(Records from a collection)

--- start ---

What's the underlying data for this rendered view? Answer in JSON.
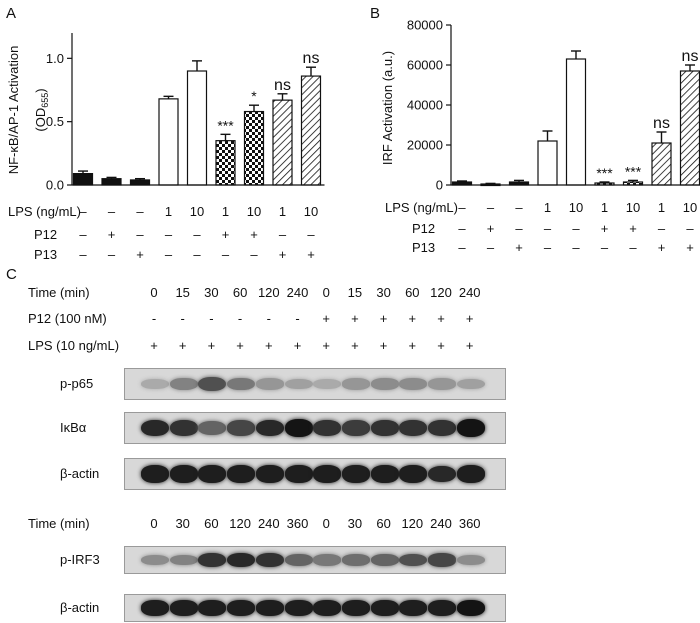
{
  "panels": {
    "a": "A",
    "b": "B",
    "c": "C"
  },
  "chart_data": [
    {
      "type": "bar",
      "panel": "A",
      "ylabel": "NF-κB/AP-1 Activation (OD655)",
      "ylabel_main": "NF-κB/AP-1 Activation",
      "ylabel_open": "(OD",
      "ylabel_sub": "655",
      "ylabel_close": ")",
      "ylim": [
        0,
        1.2
      ],
      "yticks": [
        "0.0",
        "0.5",
        "1.0"
      ],
      "ytick_values": [
        0,
        0.5,
        1.0
      ],
      "categories": [
        "1",
        "2",
        "3",
        "4",
        "5",
        "6",
        "7",
        "8",
        "9"
      ],
      "values": [
        0.09,
        0.05,
        0.04,
        0.68,
        0.9,
        0.35,
        0.58,
        0.67,
        0.86
      ],
      "errors": [
        0.02,
        0.01,
        0.01,
        0.02,
        0.08,
        0.05,
        0.05,
        0.05,
        0.07
      ],
      "fills": [
        "black",
        "black",
        "black",
        "white",
        "white",
        "checker",
        "checker",
        "hatch",
        "hatch"
      ],
      "annotations": [
        "",
        "",
        "",
        "",
        "",
        "***",
        "*",
        "ns",
        "ns"
      ],
      "conditions": {
        "LPS (ng/mL)": [
          "–",
          "–",
          "–",
          "1",
          "10",
          "1",
          "10",
          "1",
          "10"
        ],
        "P12": [
          "–",
          "+",
          "–",
          "–",
          "–",
          "+",
          "+",
          "–",
          "–"
        ],
        "P13": [
          "–",
          "–",
          "+",
          "–",
          "–",
          "–",
          "–",
          "+",
          "+"
        ]
      }
    },
    {
      "type": "bar",
      "panel": "B",
      "ylabel": "IRF Activation (a.u.)",
      "ylim": [
        0,
        80000
      ],
      "yticks": [
        "0",
        "20000",
        "40000",
        "60000",
        "80000"
      ],
      "ytick_values": [
        0,
        20000,
        40000,
        60000,
        80000
      ],
      "categories": [
        "1",
        "2",
        "3",
        "4",
        "5",
        "6",
        "7",
        "8",
        "9"
      ],
      "values": [
        1500,
        500,
        1500,
        22000,
        63000,
        1000,
        1500,
        21000,
        57000
      ],
      "errors": [
        500,
        300,
        800,
        5000,
        4000,
        500,
        800,
        5500,
        3000
      ],
      "fills": [
        "black",
        "black",
        "black",
        "white",
        "white",
        "checker",
        "checker",
        "hatch",
        "hatch"
      ],
      "annotations": [
        "",
        "",
        "",
        "",
        "",
        "***",
        "***",
        "ns",
        "ns"
      ],
      "conditions": {
        "LPS (ng/mL)": [
          "–",
          "–",
          "–",
          "1",
          "10",
          "1",
          "10",
          "1",
          "10"
        ],
        "P12": [
          "–",
          "+",
          "–",
          "–",
          "–",
          "+",
          "+",
          "–",
          "–"
        ],
        "P13": [
          "–",
          "–",
          "+",
          "–",
          "–",
          "–",
          "–",
          "+",
          "+"
        ]
      }
    }
  ],
  "western_top": {
    "rows": [
      {
        "label": "Time (min)",
        "values": [
          "0",
          "15",
          "30",
          "60",
          "120",
          "240",
          "0",
          "15",
          "30",
          "60",
          "120",
          "240"
        ]
      },
      {
        "label": "P12 (100 nM)",
        "values": [
          "-",
          "-",
          "-",
          "-",
          "-",
          "-",
          "+",
          "+",
          "+",
          "+",
          "+",
          "+"
        ]
      },
      {
        "label": "LPS (10 ng/mL)",
        "values": [
          "+",
          "+",
          "+",
          "+",
          "+",
          "+",
          "+",
          "+",
          "+",
          "+",
          "+",
          "+"
        ]
      }
    ],
    "blots": [
      {
        "label": "p-p65",
        "intensity": [
          0.25,
          0.45,
          0.7,
          0.5,
          0.35,
          0.3,
          0.25,
          0.35,
          0.4,
          0.4,
          0.35,
          0.3
        ]
      },
      {
        "label": "IκBα",
        "intensity": [
          0.9,
          0.85,
          0.6,
          0.75,
          0.9,
          1.0,
          0.85,
          0.8,
          0.85,
          0.85,
          0.85,
          1.0
        ]
      },
      {
        "label": "β-actin",
        "intensity": [
          0.95,
          0.95,
          0.95,
          0.95,
          0.95,
          0.95,
          0.95,
          0.95,
          0.95,
          0.95,
          0.9,
          0.95
        ]
      }
    ]
  },
  "western_bottom": {
    "rows": [
      {
        "label": "Time (min)",
        "values": [
          "0",
          "30",
          "60",
          "120",
          "240",
          "360",
          "0",
          "30",
          "60",
          "120",
          "240",
          "360"
        ]
      }
    ],
    "blots": [
      {
        "label": "p-IRF3",
        "intensity": [
          0.4,
          0.45,
          0.85,
          0.9,
          0.85,
          0.6,
          0.5,
          0.55,
          0.6,
          0.7,
          0.75,
          0.4
        ]
      },
      {
        "label": "β-actin",
        "intensity": [
          0.95,
          0.95,
          0.95,
          0.95,
          0.95,
          0.95,
          0.95,
          0.95,
          0.95,
          0.95,
          0.95,
          1.0
        ]
      }
    ]
  }
}
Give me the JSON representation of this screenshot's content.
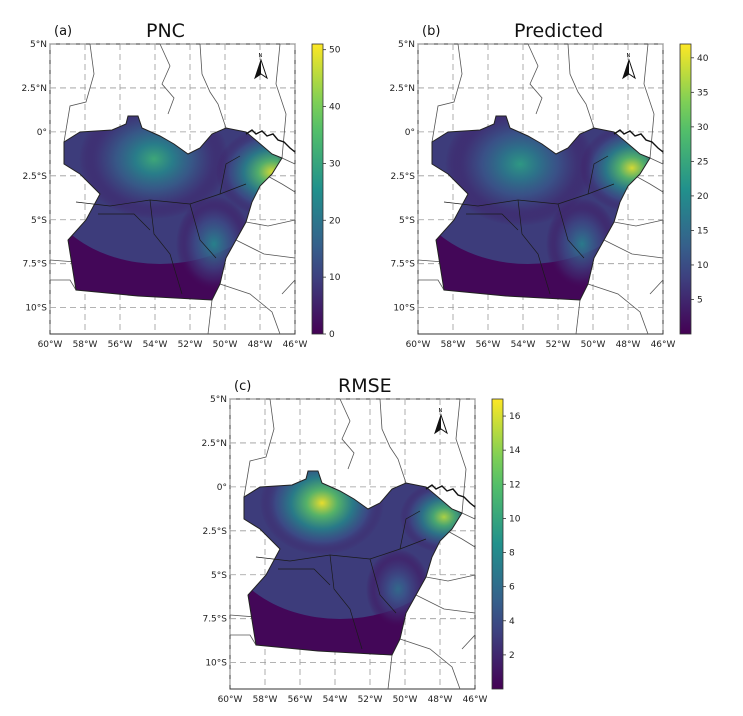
{
  "panels": [
    {
      "label": "(a)",
      "title": "PNC",
      "colorbar_ticks": [
        "0",
        "10",
        "20",
        "30",
        "40",
        "50"
      ],
      "colorbar_range": [
        0,
        51
      ]
    },
    {
      "label": "(b)",
      "title": "Predicted",
      "colorbar_ticks": [
        "5",
        "10",
        "15",
        "20",
        "25",
        "30",
        "35",
        "40"
      ],
      "colorbar_range": [
        0,
        42
      ]
    },
    {
      "label": "(c)",
      "title": "RMSE",
      "colorbar_ticks": [
        "2",
        "4",
        "6",
        "8",
        "10",
        "12",
        "14",
        "16"
      ],
      "colorbar_range": [
        0,
        17
      ]
    }
  ],
  "lat_ticks": [
    "5°N",
    "2.5°N",
    "0°",
    "2.5°S",
    "5°S",
    "7.5°S",
    "10°S"
  ],
  "lon_ticks": [
    "60°W",
    "58°W",
    "56°W",
    "54°W",
    "52°W",
    "50°W",
    "48°W",
    "46°W"
  ],
  "north_arrow_label": "N",
  "colormap": "viridis",
  "colors": {
    "low": "#440154",
    "mid": "#21918c",
    "high": "#fde725"
  }
}
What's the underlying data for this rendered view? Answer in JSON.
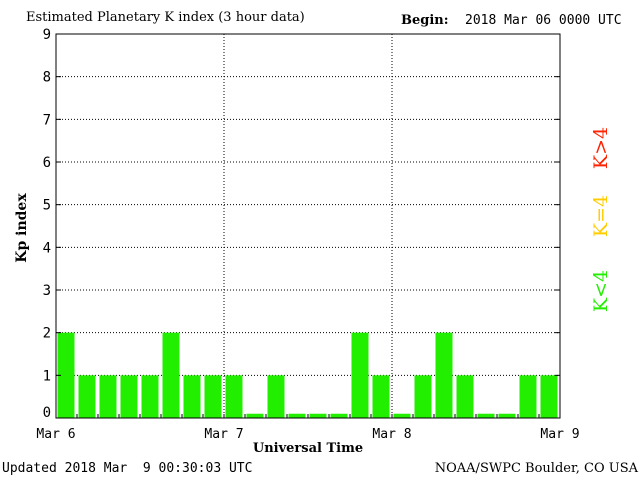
{
  "header": {
    "title": "Estimated Planetary K index (3 hour data)",
    "begin_label": "Begin:",
    "begin_value": "2018 Mar 06 0000 UTC"
  },
  "footer": {
    "updated": "Updated 2018 Mar  9 00:30:03 UTC",
    "credit": "NOAA/SWPC Boulder, CO USA"
  },
  "legend": {
    "high": {
      "label": "K>4",
      "color": "#ff2200"
    },
    "equal": {
      "label": "K=4",
      "color": "#ffcc00"
    },
    "low": {
      "label": "K<4",
      "color": "#22ee00"
    }
  },
  "chart_data": {
    "type": "bar",
    "title": "Estimated Planetary K index (3 hour data)",
    "xlabel": "Universal Time",
    "ylabel": "Kp index",
    "ylim": [
      0,
      9
    ],
    "yticks": [
      "0",
      "1",
      "2",
      "3",
      "4",
      "5",
      "6",
      "7",
      "8",
      "9"
    ],
    "xticks": [
      "Mar 6",
      "Mar 7",
      "Mar 8",
      "Mar 9"
    ],
    "grid": true,
    "bar_color": "#22ee00",
    "values": [
      2,
      1,
      1,
      1,
      1,
      2,
      1,
      1,
      1,
      0.1,
      1,
      0.1,
      0.1,
      0.1,
      2,
      1,
      0.1,
      1,
      2,
      1,
      0.1,
      0.1,
      1,
      1
    ]
  }
}
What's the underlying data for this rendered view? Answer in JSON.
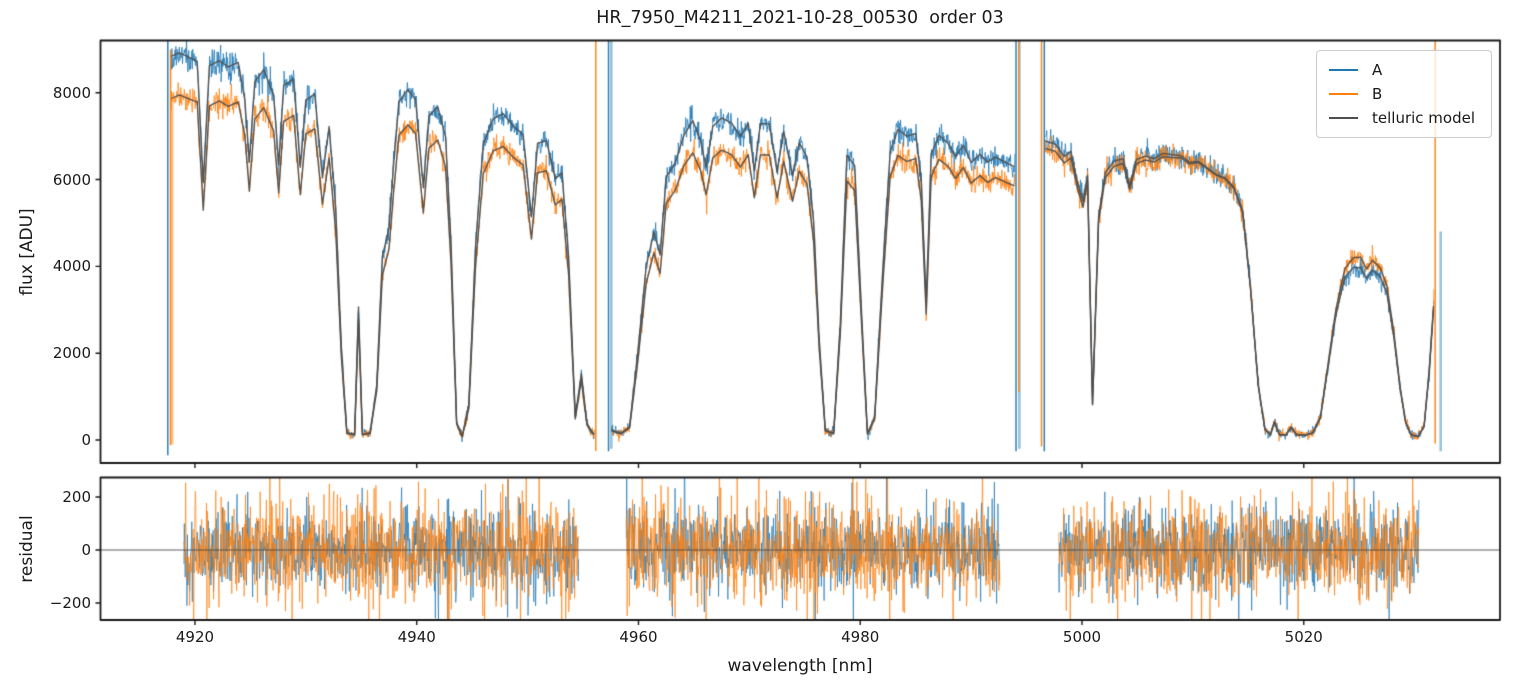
{
  "chart_data": {
    "type": "line",
    "title": "HR_7950_M4211_2021-10-28_00530  order 03",
    "xlabel": "wavelength [nm]",
    "xlim": [
      4911.5,
      5037.7
    ],
    "xticks": [
      4920,
      4940,
      4960,
      4980,
      5000,
      5020
    ],
    "panels": [
      {
        "name": "flux",
        "ylabel": "flux [ADU]",
        "ylim": [
          -530,
          9205
        ],
        "yticks": [
          0,
          2000,
          4000,
          6000,
          8000
        ],
        "grid": false
      },
      {
        "name": "residual",
        "ylabel": "residual",
        "ylim": [
          -272,
          272
        ],
        "yticks": [
          -200,
          0,
          200
        ],
        "zero_line": true,
        "grid": false
      }
    ],
    "legend": {
      "position": "upper right",
      "items": [
        {
          "label": "A",
          "color": "#1f77b4"
        },
        {
          "label": "B",
          "color": "#ff7f0e"
        },
        {
          "label": "telluric model",
          "color": "#4f4f4f"
        }
      ]
    },
    "style": {
      "axis_color": "#1a1a1a",
      "background": "#ffffff",
      "zero_line_color": "#444444"
    },
    "series": {
      "chunks": [
        [
          4917.8,
          4956.05
        ],
        [
          4957.55,
          4993.95
        ],
        [
          4996.7,
          5031.75
        ]
      ],
      "residual_chunks": [
        [
          4919.0,
          4954.6
        ],
        [
          4958.9,
          4992.6
        ],
        [
          4997.9,
          5030.4
        ]
      ],
      "continuum_A": [
        [
          4917.5,
          9100
        ],
        [
          4920,
          9000
        ],
        [
          4923,
          8950
        ],
        [
          4926,
          8850
        ],
        [
          4929,
          8750
        ],
        [
          4932,
          8600
        ],
        [
          4935,
          8500
        ],
        [
          4938,
          8400
        ],
        [
          4941,
          8300
        ],
        [
          4944,
          8150
        ],
        [
          4947,
          7950
        ],
        [
          4950,
          7800
        ],
        [
          4953,
          7700
        ],
        [
          4956,
          7650
        ],
        [
          4958,
          7650
        ],
        [
          4962,
          7750
        ],
        [
          4966,
          7850
        ],
        [
          4970,
          7850
        ],
        [
          4974,
          7800
        ],
        [
          4978,
          7650
        ],
        [
          4982,
          7550
        ],
        [
          4986,
          7500
        ],
        [
          4989,
          7400
        ],
        [
          4992,
          7250
        ],
        [
          4994,
          7150
        ],
        [
          4996.7,
          7100
        ],
        [
          4999,
          7000
        ],
        [
          5002,
          6850
        ],
        [
          5005,
          6800
        ],
        [
          5008,
          6850
        ],
        [
          5011,
          6650
        ],
        [
          5013,
          6500
        ],
        [
          5015,
          6350
        ],
        [
          5017,
          6050
        ],
        [
          5019,
          5700
        ],
        [
          5021,
          5200
        ],
        [
          5023,
          4600
        ],
        [
          5025,
          4050
        ],
        [
          5026,
          3980
        ],
        [
          5027,
          3950
        ],
        [
          5028.5,
          3880
        ],
        [
          5030,
          3800
        ],
        [
          5032,
          3780
        ]
      ],
      "transmission": [
        [
          4917.7,
          0.97
        ],
        [
          4918.6,
          0.985
        ],
        [
          4920.2,
          0.97
        ],
        [
          4920.75,
          0.66
        ],
        [
          4921.3,
          0.96
        ],
        [
          4922.2,
          0.975
        ],
        [
          4923.0,
          0.96
        ],
        [
          4923.9,
          0.975
        ],
        [
          4924.5,
          0.88
        ],
        [
          4924.9,
          0.72
        ],
        [
          4925.4,
          0.93
        ],
        [
          4926.2,
          0.965
        ],
        [
          4927.1,
          0.9
        ],
        [
          4927.55,
          0.72
        ],
        [
          4928.0,
          0.93
        ],
        [
          4928.9,
          0.95
        ],
        [
          4929.5,
          0.72
        ],
        [
          4930.0,
          0.9
        ],
        [
          4930.8,
          0.92
        ],
        [
          4931.5,
          0.7
        ],
        [
          4932.1,
          0.84
        ],
        [
          4932.7,
          0.62
        ],
        [
          4933.2,
          0.25
        ],
        [
          4933.7,
          0.02
        ],
        [
          4934.4,
          0.015
        ],
        [
          4934.75,
          0.36
        ],
        [
          4935.1,
          0.015
        ],
        [
          4935.8,
          0.02
        ],
        [
          4936.4,
          0.15
        ],
        [
          4936.9,
          0.5
        ],
        [
          4937.5,
          0.58
        ],
        [
          4937.9,
          0.75
        ],
        [
          4938.4,
          0.93
        ],
        [
          4939.2,
          0.965
        ],
        [
          4939.9,
          0.94
        ],
        [
          4940.6,
          0.7
        ],
        [
          4941.1,
          0.9
        ],
        [
          4941.9,
          0.93
        ],
        [
          4942.6,
          0.85
        ],
        [
          4943.1,
          0.55
        ],
        [
          4943.6,
          0.05
        ],
        [
          4944.1,
          0.01
        ],
        [
          4944.7,
          0.1
        ],
        [
          4945.3,
          0.55
        ],
        [
          4946.0,
          0.85
        ],
        [
          4946.9,
          0.93
        ],
        [
          4947.8,
          0.95
        ],
        [
          4948.7,
          0.92
        ],
        [
          4949.6,
          0.9
        ],
        [
          4950.35,
          0.66
        ],
        [
          4950.9,
          0.88
        ],
        [
          4951.7,
          0.89
        ],
        [
          4952.5,
          0.78
        ],
        [
          4953.1,
          0.8
        ],
        [
          4953.7,
          0.55
        ],
        [
          4954.3,
          0.07
        ],
        [
          4954.85,
          0.2
        ],
        [
          4955.35,
          0.05
        ],
        [
          4955.9,
          0.02
        ],
        [
          4956.4,
          0.02
        ],
        [
          4957.6,
          0.03
        ],
        [
          4958.4,
          0.02
        ],
        [
          4959.2,
          0.04
        ],
        [
          4959.9,
          0.25
        ],
        [
          4960.7,
          0.52
        ],
        [
          4961.4,
          0.62
        ],
        [
          4961.95,
          0.55
        ],
        [
          4962.5,
          0.78
        ],
        [
          4963.3,
          0.82
        ],
        [
          4964.1,
          0.9
        ],
        [
          4964.9,
          0.94
        ],
        [
          4965.6,
          0.88
        ],
        [
          4966.1,
          0.8
        ],
        [
          4966.7,
          0.92
        ],
        [
          4967.5,
          0.945
        ],
        [
          4968.4,
          0.93
        ],
        [
          4969.2,
          0.89
        ],
        [
          4969.9,
          0.93
        ],
        [
          4970.45,
          0.79
        ],
        [
          4971.0,
          0.93
        ],
        [
          4971.8,
          0.93
        ],
        [
          4972.5,
          0.79
        ],
        [
          4973.1,
          0.91
        ],
        [
          4973.9,
          0.78
        ],
        [
          4974.5,
          0.88
        ],
        [
          4975.2,
          0.84
        ],
        [
          4975.8,
          0.65
        ],
        [
          4976.3,
          0.3
        ],
        [
          4976.85,
          0.03
        ],
        [
          4977.6,
          0.02
        ],
        [
          4978.2,
          0.35
        ],
        [
          4978.8,
          0.86
        ],
        [
          4979.5,
          0.83
        ],
        [
          4980.1,
          0.4
        ],
        [
          4980.65,
          0.02
        ],
        [
          4981.3,
          0.07
        ],
        [
          4982.0,
          0.5
        ],
        [
          4982.7,
          0.88
        ],
        [
          4983.4,
          0.95
        ],
        [
          4984.2,
          0.93
        ],
        [
          4985.0,
          0.94
        ],
        [
          4985.5,
          0.8
        ],
        [
          4985.95,
          0.42
        ],
        [
          4986.4,
          0.88
        ],
        [
          4987.1,
          0.94
        ],
        [
          4987.9,
          0.92
        ],
        [
          4988.6,
          0.88
        ],
        [
          4989.3,
          0.92
        ],
        [
          4990.0,
          0.87
        ],
        [
          4990.8,
          0.9
        ],
        [
          4991.5,
          0.88
        ],
        [
          4992.2,
          0.9
        ],
        [
          4993.0,
          0.89
        ],
        [
          4993.9,
          0.88
        ],
        [
          4996.7,
          0.97
        ],
        [
          4997.6,
          0.965
        ],
        [
          4998.4,
          0.93
        ],
        [
          4999.0,
          0.95
        ],
        [
          4999.6,
          0.85
        ],
        [
          5000.1,
          0.79
        ],
        [
          5000.5,
          0.88
        ],
        [
          5000.95,
          0.12
        ],
        [
          5001.5,
          0.75
        ],
        [
          5002.1,
          0.9
        ],
        [
          5002.9,
          0.94
        ],
        [
          5003.7,
          0.95
        ],
        [
          5004.3,
          0.86
        ],
        [
          5004.9,
          0.95
        ],
        [
          5005.7,
          0.96
        ],
        [
          5006.5,
          0.95
        ],
        [
          5007.3,
          0.965
        ],
        [
          5008.1,
          0.96
        ],
        [
          5008.9,
          0.965
        ],
        [
          5009.7,
          0.95
        ],
        [
          5010.5,
          0.96
        ],
        [
          5011.3,
          0.945
        ],
        [
          5012.1,
          0.93
        ],
        [
          5012.9,
          0.925
        ],
        [
          5013.7,
          0.9
        ],
        [
          5014.5,
          0.82
        ],
        [
          5015.2,
          0.55
        ],
        [
          5015.9,
          0.2
        ],
        [
          5016.5,
          0.04
        ],
        [
          5017.0,
          0.02
        ],
        [
          5017.35,
          0.07
        ],
        [
          5017.8,
          0.02
        ],
        [
          5018.4,
          0.02
        ],
        [
          5018.85,
          0.05
        ],
        [
          5019.4,
          0.02
        ],
        [
          5020.1,
          0.02
        ],
        [
          5020.8,
          0.03
        ],
        [
          5021.5,
          0.1
        ],
        [
          5022.2,
          0.35
        ],
        [
          5022.9,
          0.62
        ],
        [
          5023.7,
          0.85
        ],
        [
          5024.5,
          0.95
        ],
        [
          5025.1,
          0.985
        ],
        [
          5025.65,
          0.93
        ],
        [
          5026.2,
          0.985
        ],
        [
          5026.9,
          0.95
        ],
        [
          5027.5,
          0.86
        ],
        [
          5028.1,
          0.62
        ],
        [
          5028.7,
          0.3
        ],
        [
          5029.2,
          0.1
        ],
        [
          5029.7,
          0.03
        ],
        [
          5030.3,
          0.02
        ],
        [
          5030.85,
          0.08
        ],
        [
          5031.3,
          0.4
        ],
        [
          5031.75,
          0.84
        ]
      ],
      "b_to_a_ratio": [
        [
          4917.5,
          0.89
        ],
        [
          4930,
          0.9
        ],
        [
          4945,
          0.9
        ],
        [
          4956,
          0.9
        ],
        [
          4958,
          0.9
        ],
        [
          4970,
          0.9
        ],
        [
          4980,
          0.91
        ],
        [
          4986,
          0.92
        ],
        [
          4994,
          0.93
        ],
        [
          4996.7,
          0.975
        ],
        [
          5002,
          0.98
        ],
        [
          5008,
          0.99
        ],
        [
          5012,
          1.0
        ],
        [
          5016,
          1.01
        ],
        [
          5021,
          1.03
        ],
        [
          5025,
          1.06
        ],
        [
          5027,
          1.055
        ],
        [
          5029,
          1.04
        ],
        [
          5032,
          1.03
        ]
      ],
      "edge_spikes": [
        {
          "wavelength": 4917.55,
          "series": "A",
          "from": -350,
          "to": 9205,
          "soft": false
        },
        {
          "wavelength": 4917.8,
          "series": "B",
          "from": -120,
          "to": 8990,
          "soft": false
        },
        {
          "wavelength": 4917.95,
          "series": "B",
          "from": -100,
          "to": 8000,
          "soft": true
        },
        {
          "wavelength": 4956.15,
          "series": "B",
          "from": -255,
          "to": 9205,
          "soft": false
        },
        {
          "wavelength": 4957.3,
          "series": "A",
          "from": -260,
          "to": 9205,
          "soft": false
        },
        {
          "wavelength": 4957.55,
          "series": "A",
          "from": -200,
          "to": 9205,
          "soft": true
        },
        {
          "wavelength": 4994.05,
          "series": "A",
          "from": -260,
          "to": 9205,
          "soft": false
        },
        {
          "wavelength": 4994.35,
          "series": "A",
          "from": -200,
          "to": 9205,
          "soft": true
        },
        {
          "wavelength": 4994.3,
          "series": "B",
          "from": 1100,
          "to": 9205,
          "soft": false
        },
        {
          "wavelength": 4996.35,
          "series": "B",
          "from": -150,
          "to": 9205,
          "soft": false
        },
        {
          "wavelength": 4996.6,
          "series": "A",
          "from": -260,
          "to": 9205,
          "soft": false
        },
        {
          "wavelength": 5031.85,
          "series": "B",
          "from": -80,
          "to": 9205,
          "soft": false
        },
        {
          "wavelength": 5032.35,
          "series": "A",
          "from": -260,
          "to": 4800,
          "soft": true
        }
      ],
      "noise": {
        "flux_base": 55,
        "flux_coeff": 0.0135,
        "residual_sigma_A": 80,
        "residual_sigma_B": 95,
        "tail_prob": 0.025,
        "tail_factor": 2.4
      }
    }
  }
}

--- end ---

Aim of the exercise →
Lines that include the word "Activation" are to be extracted from the data above.

Response below →
      "ylabel": "NF-κB/AP-1 Activation (OD655)",
      "ylabel_main": "NF-κB/AP-1 Activation",
      "ylabel": "IRF Activation (a.u.)",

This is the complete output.